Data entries
======

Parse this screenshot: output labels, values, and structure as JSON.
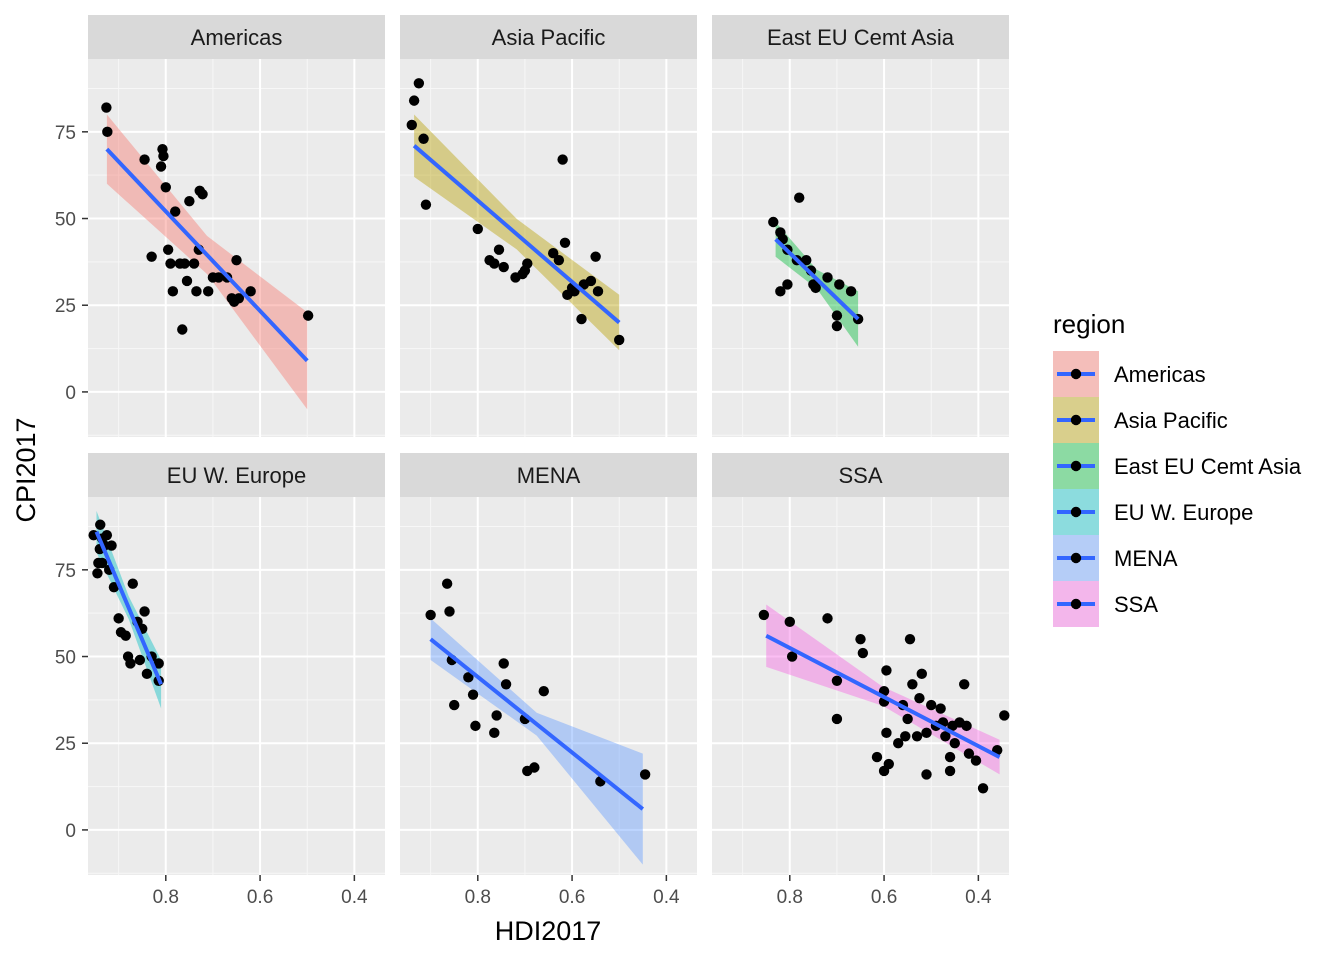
{
  "chart_data": {
    "type": "scatter",
    "facet_by": "region",
    "xlabel": "HDI2017",
    "ylabel": "CPI2017",
    "x_reversed": true,
    "xlim": [
      0.965,
      0.335
    ],
    "ylim": [
      -13,
      96
    ],
    "x_ticks": [
      0.8,
      0.6,
      0.4
    ],
    "x_tick_labels": [
      "0.8",
      "0.6",
      "0.4"
    ],
    "y_ticks": [
      0,
      25,
      50,
      75
    ],
    "y_tick_labels": [
      "0",
      "25",
      "50",
      "75"
    ],
    "grid": true,
    "smooth": "lm",
    "smooth_line_color": "#3366FF",
    "legend": {
      "title": "region",
      "position": "right"
    },
    "facets": [
      {
        "name": "Americas",
        "fill": "#F8766D",
        "fit": {
          "x": [
            0.925,
            0.5
          ],
          "y": [
            70,
            9
          ]
        },
        "band_halfwidth": [
          10,
          14
        ],
        "points": [
          [
            0.926,
            82
          ],
          [
            0.924,
            75
          ],
          [
            0.845,
            67
          ],
          [
            0.81,
            65
          ],
          [
            0.807,
            70
          ],
          [
            0.805,
            68
          ],
          [
            0.8,
            59
          ],
          [
            0.83,
            39
          ],
          [
            0.795,
            41
          ],
          [
            0.79,
            37
          ],
          [
            0.785,
            29
          ],
          [
            0.78,
            52
          ],
          [
            0.77,
            37
          ],
          [
            0.76,
            37
          ],
          [
            0.765,
            18
          ],
          [
            0.755,
            32
          ],
          [
            0.75,
            55
          ],
          [
            0.74,
            37
          ],
          [
            0.735,
            29
          ],
          [
            0.728,
            58
          ],
          [
            0.722,
            57
          ],
          [
            0.73,
            41
          ],
          [
            0.71,
            29
          ],
          [
            0.7,
            33
          ],
          [
            0.688,
            33
          ],
          [
            0.67,
            33
          ],
          [
            0.66,
            27
          ],
          [
            0.655,
            26
          ],
          [
            0.65,
            38
          ],
          [
            0.645,
            27
          ],
          [
            0.62,
            29
          ],
          [
            0.498,
            22
          ]
        ]
      },
      {
        "name": "Asia Pacific",
        "fill": "#B79F00",
        "fit": {
          "x": [
            0.935,
            0.5
          ],
          "y": [
            71,
            20
          ]
        },
        "band_halfwidth": [
          9,
          8
        ],
        "points": [
          [
            0.94,
            77
          ],
          [
            0.935,
            84
          ],
          [
            0.925,
            89
          ],
          [
            0.915,
            73
          ],
          [
            0.91,
            54
          ],
          [
            0.8,
            47
          ],
          [
            0.775,
            38
          ],
          [
            0.765,
            37
          ],
          [
            0.755,
            41
          ],
          [
            0.745,
            36
          ],
          [
            0.72,
            33
          ],
          [
            0.705,
            34
          ],
          [
            0.7,
            35
          ],
          [
            0.695,
            37
          ],
          [
            0.64,
            40
          ],
          [
            0.628,
            38
          ],
          [
            0.62,
            67
          ],
          [
            0.61,
            28
          ],
          [
            0.615,
            43
          ],
          [
            0.6,
            30
          ],
          [
            0.595,
            29
          ],
          [
            0.58,
            21
          ],
          [
            0.575,
            31
          ],
          [
            0.56,
            32
          ],
          [
            0.55,
            39
          ],
          [
            0.545,
            29
          ],
          [
            0.5,
            15
          ]
        ]
      },
      {
        "name": "East EU Cemt Asia",
        "fill": "#00BA38",
        "fit": {
          "x": [
            0.83,
            0.655
          ],
          "y": [
            44,
            21
          ]
        },
        "band_halfwidth": [
          5,
          8
        ],
        "points": [
          [
            0.835,
            49
          ],
          [
            0.82,
            46
          ],
          [
            0.815,
            44
          ],
          [
            0.805,
            41
          ],
          [
            0.82,
            29
          ],
          [
            0.805,
            31
          ],
          [
            0.78,
            56
          ],
          [
            0.785,
            38
          ],
          [
            0.765,
            38
          ],
          [
            0.755,
            35
          ],
          [
            0.75,
            31
          ],
          [
            0.745,
            30
          ],
          [
            0.72,
            33
          ],
          [
            0.7,
            22
          ],
          [
            0.7,
            19
          ],
          [
            0.695,
            31
          ],
          [
            0.67,
            29
          ],
          [
            0.655,
            21
          ]
        ]
      },
      {
        "name": "EU W. Europe",
        "fill": "#00BFC4",
        "fit": {
          "x": [
            0.947,
            0.81
          ],
          "y": [
            86,
            42
          ]
        },
        "band_halfwidth": [
          6,
          7
        ],
        "points": [
          [
            0.953,
            85
          ],
          [
            0.939,
            88
          ],
          [
            0.935,
            84
          ],
          [
            0.925,
            85
          ],
          [
            0.943,
            77
          ],
          [
            0.94,
            81
          ],
          [
            0.93,
            82
          ],
          [
            0.915,
            82
          ],
          [
            0.945,
            74
          ],
          [
            0.935,
            77
          ],
          [
            0.92,
            75
          ],
          [
            0.91,
            70
          ],
          [
            0.9,
            61
          ],
          [
            0.895,
            57
          ],
          [
            0.885,
            56
          ],
          [
            0.88,
            50
          ],
          [
            0.875,
            48
          ],
          [
            0.87,
            71
          ],
          [
            0.86,
            60
          ],
          [
            0.855,
            49
          ],
          [
            0.85,
            58
          ],
          [
            0.845,
            63
          ],
          [
            0.84,
            45
          ],
          [
            0.83,
            50
          ],
          [
            0.815,
            48
          ],
          [
            0.815,
            43
          ]
        ]
      },
      {
        "name": "MENA",
        "fill": "#619CFF",
        "fit": {
          "x": [
            0.9,
            0.45
          ],
          "y": [
            55,
            6
          ]
        },
        "band_halfwidth": [
          6,
          16
        ],
        "points": [
          [
            0.9,
            62
          ],
          [
            0.865,
            71
          ],
          [
            0.86,
            63
          ],
          [
            0.855,
            49
          ],
          [
            0.85,
            36
          ],
          [
            0.82,
            44
          ],
          [
            0.81,
            39
          ],
          [
            0.805,
            30
          ],
          [
            0.765,
            28
          ],
          [
            0.76,
            33
          ],
          [
            0.745,
            48
          ],
          [
            0.74,
            42
          ],
          [
            0.7,
            32
          ],
          [
            0.66,
            40
          ],
          [
            0.695,
            17
          ],
          [
            0.68,
            18
          ],
          [
            0.54,
            14
          ],
          [
            0.445,
            16
          ]
        ]
      },
      {
        "name": "SSA",
        "fill": "#F564E3",
        "fit": {
          "x": [
            0.85,
            0.355
          ],
          "y": [
            56,
            21
          ]
        },
        "band_halfwidth": [
          9,
          5
        ],
        "points": [
          [
            0.855,
            62
          ],
          [
            0.8,
            60
          ],
          [
            0.795,
            50
          ],
          [
            0.72,
            61
          ],
          [
            0.7,
            43
          ],
          [
            0.7,
            32
          ],
          [
            0.65,
            55
          ],
          [
            0.645,
            51
          ],
          [
            0.6,
            40
          ],
          [
            0.6,
            37
          ],
          [
            0.595,
            46
          ],
          [
            0.595,
            28
          ],
          [
            0.59,
            19
          ],
          [
            0.6,
            17
          ],
          [
            0.615,
            21
          ],
          [
            0.57,
            25
          ],
          [
            0.56,
            36
          ],
          [
            0.555,
            27
          ],
          [
            0.55,
            32
          ],
          [
            0.545,
            55
          ],
          [
            0.54,
            42
          ],
          [
            0.53,
            27
          ],
          [
            0.525,
            38
          ],
          [
            0.52,
            45
          ],
          [
            0.51,
            28
          ],
          [
            0.51,
            16
          ],
          [
            0.5,
            36
          ],
          [
            0.49,
            30
          ],
          [
            0.48,
            35
          ],
          [
            0.475,
            31
          ],
          [
            0.47,
            27
          ],
          [
            0.46,
            21
          ],
          [
            0.46,
            17
          ],
          [
            0.455,
            30
          ],
          [
            0.45,
            25
          ],
          [
            0.44,
            31
          ],
          [
            0.43,
            42
          ],
          [
            0.425,
            30
          ],
          [
            0.42,
            22
          ],
          [
            0.405,
            20
          ],
          [
            0.39,
            12
          ],
          [
            0.36,
            23
          ],
          [
            0.345,
            33
          ]
        ]
      }
    ]
  }
}
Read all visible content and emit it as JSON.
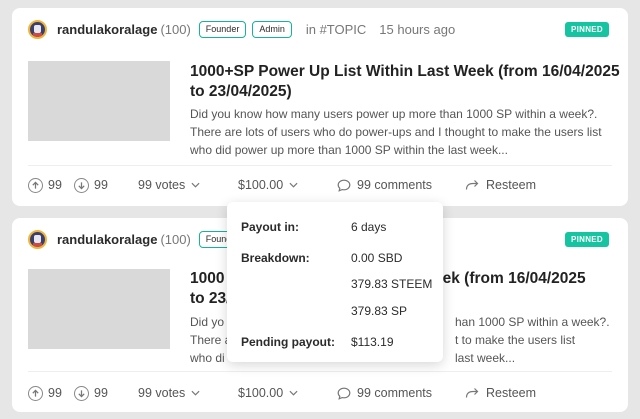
{
  "posts": [
    {
      "author": "randulakoralage",
      "reputation": "(100)",
      "badges": [
        "Founder",
        "Admin"
      ],
      "community": "in #TOPIC",
      "time_ago": "15 hours ago",
      "pinned_label": "PINNED",
      "title": "1000+SP Power Up List Within Last Week (from 16/04/2025 to 23/04/2025)",
      "excerpt": "Did you know how many users power up more than 1000 SP within a week?. There are lots of users who do power-ups and I thought to make the users list who did power up more than 1000 SP within the last week...",
      "upvotes": "99",
      "downvotes": "99",
      "votes": "99 votes",
      "payout": "$100.00",
      "comments": "99 comments",
      "resteem": "Resteem"
    },
    {
      "author": "randulakoralage",
      "reputation": "(100)",
      "badges": [
        "Founder"
      ],
      "pinned_label": "PINNED",
      "title_left": "1000",
      "title_right": "eek (from 16/04/2025",
      "title_left2": "to 23/",
      "excerpt_left": [
        "Did yo",
        "There a",
        "who di"
      ],
      "excerpt_right": [
        "han 1000 SP within a week?.",
        "t to make the users list",
        "last week..."
      ],
      "upvotes": "99",
      "downvotes": "99",
      "votes": "99 votes",
      "payout": "$100.00",
      "comments": "99 comments",
      "resteem": "Resteem"
    }
  ],
  "payout_dropdown": {
    "payout_in_label": "Payout in:",
    "payout_in_value": "6 days",
    "breakdown_label": "Breakdown:",
    "breakdown_values": [
      "0.00 SBD",
      "379.83 STEEM",
      "379.83 SP"
    ],
    "pending_label": "Pending payout:",
    "pending_value": "$113.19"
  },
  "colors": {
    "accent": "#17c4a1",
    "badge_border": "#17b29d"
  },
  "icons": [
    "avatar",
    "upvote-icon",
    "downvote-icon",
    "chevron-down-icon",
    "comment-icon",
    "resteem-icon"
  ]
}
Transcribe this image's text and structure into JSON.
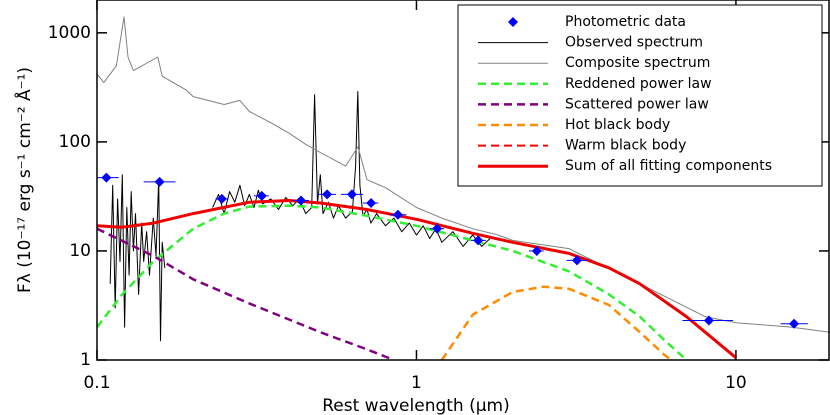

======

[Set problem] Using the listing, say how many lines include the word "users", and add nothing else.

[Complete output] 2